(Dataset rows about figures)
##############################

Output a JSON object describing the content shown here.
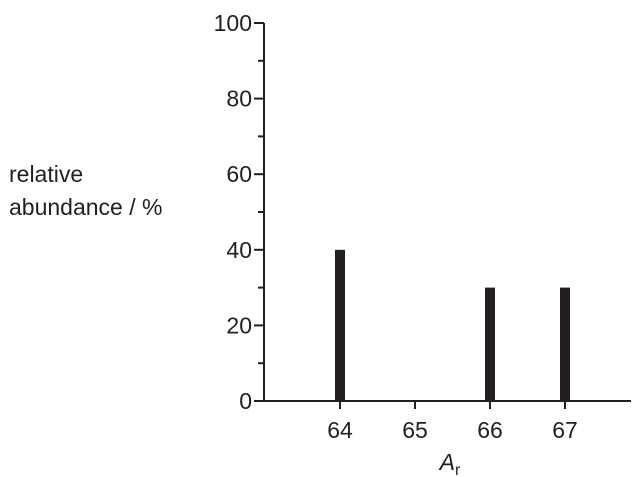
{
  "chart_data": {
    "type": "bar",
    "categories": [
      "64",
      "65",
      "66",
      "67"
    ],
    "values": [
      40,
      0,
      30,
      30
    ],
    "ylim": [
      0,
      100
    ],
    "yticks_major": [
      0,
      20,
      40,
      60,
      80,
      100
    ],
    "yticks_minor": [
      10,
      30,
      50,
      70,
      90
    ],
    "ylabel_line1": "relative",
    "ylabel_line2": "abundance / %",
    "xlabel_main": "A",
    "xlabel_sub": "r",
    "grid": false,
    "bar_color": "#231f20",
    "axis_color": "#231f20"
  }
}
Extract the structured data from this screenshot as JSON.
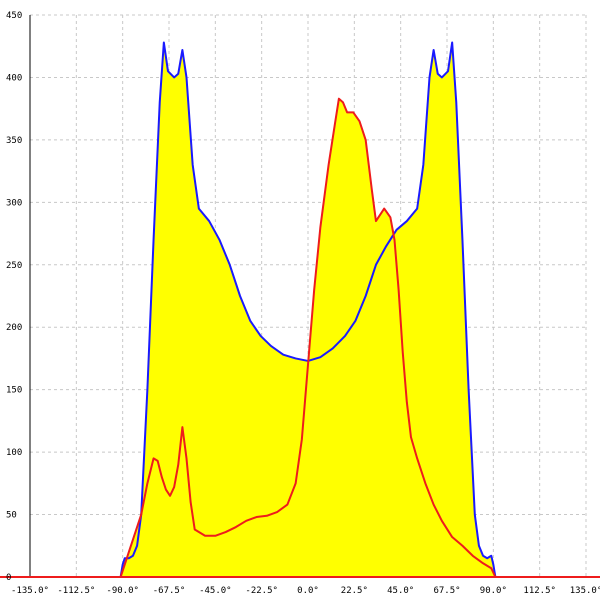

##############################

#### REQUEST:
With the pictures omitted, reproduce the records in full and exactly.

#### WORKED ANSWER:
Output a JSON object describing the content shown here.
{
  "chart_data": {
    "type": "bar",
    "categories": [
      "64",
      "65",
      "66",
      "67"
    ],
    "values": [
      40,
      0,
      30,
      30
    ],
    "ylim": [
      0,
      100
    ],
    "yticks_major": [
      0,
      20,
      40,
      60,
      80,
      100
    ],
    "yticks_minor": [
      10,
      30,
      50,
      70,
      90
    ],
    "ylabel_line1": "relative",
    "ylabel_line2": "abundance / %",
    "xlabel_main": "A",
    "xlabel_sub": "r",
    "grid": false,
    "bar_color": "#231f20",
    "axis_color": "#231f20"
  }
}
Extract the structured data from this screenshot as JSON.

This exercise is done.